-- Start Records for this task --
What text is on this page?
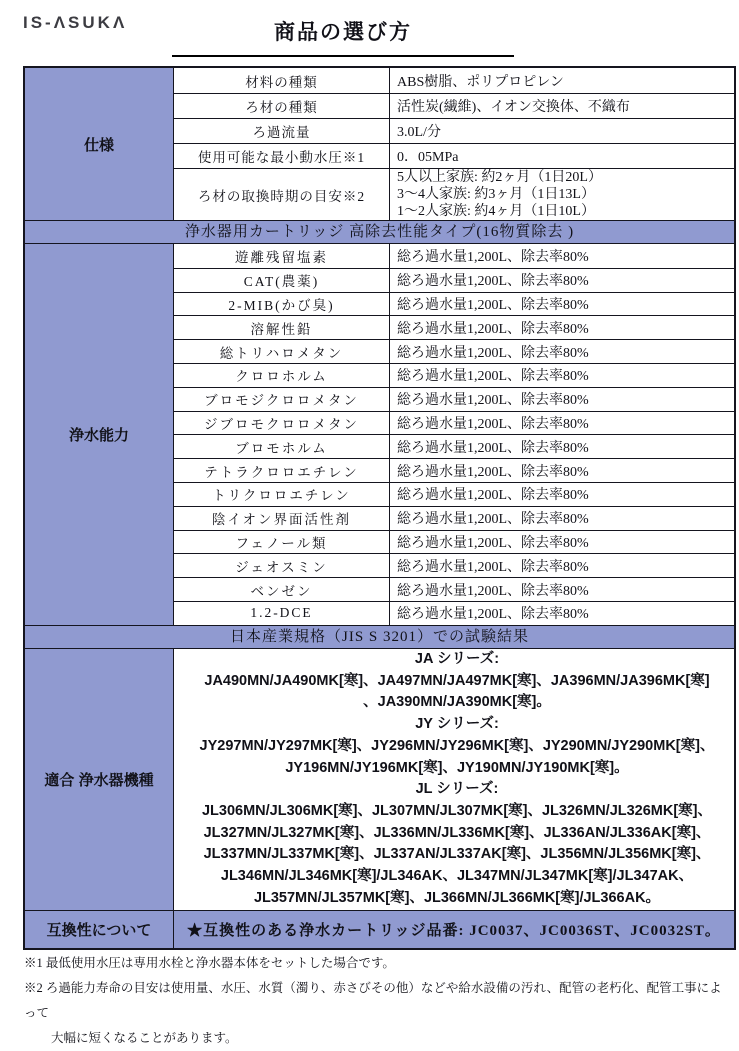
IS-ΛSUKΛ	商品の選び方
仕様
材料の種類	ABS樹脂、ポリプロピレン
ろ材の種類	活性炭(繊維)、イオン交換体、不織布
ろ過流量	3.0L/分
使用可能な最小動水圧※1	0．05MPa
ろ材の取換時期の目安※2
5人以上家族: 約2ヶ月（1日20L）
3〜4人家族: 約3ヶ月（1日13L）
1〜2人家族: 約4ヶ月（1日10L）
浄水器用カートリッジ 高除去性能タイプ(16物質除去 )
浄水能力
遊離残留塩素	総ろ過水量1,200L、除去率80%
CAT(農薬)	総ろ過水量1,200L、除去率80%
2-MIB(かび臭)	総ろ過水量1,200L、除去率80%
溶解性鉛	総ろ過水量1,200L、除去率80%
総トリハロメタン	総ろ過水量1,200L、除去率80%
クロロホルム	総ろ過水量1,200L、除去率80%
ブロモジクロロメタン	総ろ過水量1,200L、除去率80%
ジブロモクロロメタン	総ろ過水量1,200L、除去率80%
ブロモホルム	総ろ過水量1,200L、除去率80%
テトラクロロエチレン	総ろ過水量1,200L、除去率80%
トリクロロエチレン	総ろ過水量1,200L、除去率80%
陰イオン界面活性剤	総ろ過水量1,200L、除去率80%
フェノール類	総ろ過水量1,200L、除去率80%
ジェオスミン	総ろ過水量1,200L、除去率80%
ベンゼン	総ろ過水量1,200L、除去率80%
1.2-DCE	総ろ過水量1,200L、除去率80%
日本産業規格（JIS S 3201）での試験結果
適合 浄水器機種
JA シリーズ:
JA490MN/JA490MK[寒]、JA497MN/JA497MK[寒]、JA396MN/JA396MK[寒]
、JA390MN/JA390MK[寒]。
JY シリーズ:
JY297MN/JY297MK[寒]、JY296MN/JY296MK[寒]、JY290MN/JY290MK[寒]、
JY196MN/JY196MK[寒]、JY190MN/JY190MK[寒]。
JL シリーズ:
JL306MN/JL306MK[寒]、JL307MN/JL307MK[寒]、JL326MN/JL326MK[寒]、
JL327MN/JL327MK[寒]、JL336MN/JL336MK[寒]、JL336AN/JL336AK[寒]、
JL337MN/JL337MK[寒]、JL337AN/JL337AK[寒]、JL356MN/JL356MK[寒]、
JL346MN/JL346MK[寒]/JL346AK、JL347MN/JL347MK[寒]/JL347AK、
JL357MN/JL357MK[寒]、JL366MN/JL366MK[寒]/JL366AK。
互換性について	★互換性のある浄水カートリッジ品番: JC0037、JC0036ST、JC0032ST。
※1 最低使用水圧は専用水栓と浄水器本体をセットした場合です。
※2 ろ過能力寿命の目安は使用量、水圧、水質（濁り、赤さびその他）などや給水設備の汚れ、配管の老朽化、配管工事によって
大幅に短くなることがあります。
-- End Records for this task --
#### [The exercise]
Pictures in the records must not appear in the copy; transcribe everything else precisely.

#### [Exercise solution]
What text is on this page?
IS-ΛSUKΛ	商品の選び方
仕様
材料の種類	ABS樹脂、ポリプロピレン
ろ材の種類	活性炭(繊維)、イオン交換体、不織布
ろ過流量	3.0L/分
使用可能な最小動水圧※1	0．05MPa
ろ材の取換時期の目安※2
5人以上家族: 約2ヶ月（1日20L）
3〜4人家族: 約3ヶ月（1日13L）
1〜2人家族: 約4ヶ月（1日10L）
浄水器用カートリッジ 高除去性能タイプ(16物質除去 )
浄水能力
遊離残留塩素	総ろ過水量1,200L、除去率80%
CAT(農薬)	総ろ過水量1,200L、除去率80%
2-MIB(かび臭)	総ろ過水量1,200L、除去率80%
溶解性鉛	総ろ過水量1,200L、除去率80%
総トリハロメタン	総ろ過水量1,200L、除去率80%
クロロホルム	総ろ過水量1,200L、除去率80%
ブロモジクロロメタン	総ろ過水量1,200L、除去率80%
ジブロモクロロメタン	総ろ過水量1,200L、除去率80%
ブロモホルム	総ろ過水量1,200L、除去率80%
テトラクロロエチレン	総ろ過水量1,200L、除去率80%
トリクロロエチレン	総ろ過水量1,200L、除去率80%
陰イオン界面活性剤	総ろ過水量1,200L、除去率80%
フェノール類	総ろ過水量1,200L、除去率80%
ジェオスミン	総ろ過水量1,200L、除去率80%
ベンゼン	総ろ過水量1,200L、除去率80%
1.2-DCE	総ろ過水量1,200L、除去率80%
日本産業規格（JIS S 3201）での試験結果
適合 浄水器機種
JA シリーズ:
JA490MN/JA490MK[寒]、JA497MN/JA497MK[寒]、JA396MN/JA396MK[寒]
、JA390MN/JA390MK[寒]。
JY シリーズ:
JY297MN/JY297MK[寒]、JY296MN/JY296MK[寒]、JY290MN/JY290MK[寒]、
JY196MN/JY196MK[寒]、JY190MN/JY190MK[寒]。
JL シリーズ:
JL306MN/JL306MK[寒]、JL307MN/JL307MK[寒]、JL326MN/JL326MK[寒]、
JL327MN/JL327MK[寒]、JL336MN/JL336MK[寒]、JL336AN/JL336AK[寒]、
JL337MN/JL337MK[寒]、JL337AN/JL337AK[寒]、JL356MN/JL356MK[寒]、
JL346MN/JL346MK[寒]/JL346AK、JL347MN/JL347MK[寒]/JL347AK、
JL357MN/JL357MK[寒]、JL366MN/JL366MK[寒]/JL366AK。
互換性について	★互換性のある浄水カートリッジ品番: JC0037、JC0036ST、JC0032ST。
※1 最低使用水圧は専用水栓と浄水器本体をセットした場合です。
※2 ろ過能力寿命の目安は使用量、水圧、水質（濁り、赤さびその他）などや給水設備の汚れ、配管の老朽化、配管工事によって
大幅に短くなることがあります。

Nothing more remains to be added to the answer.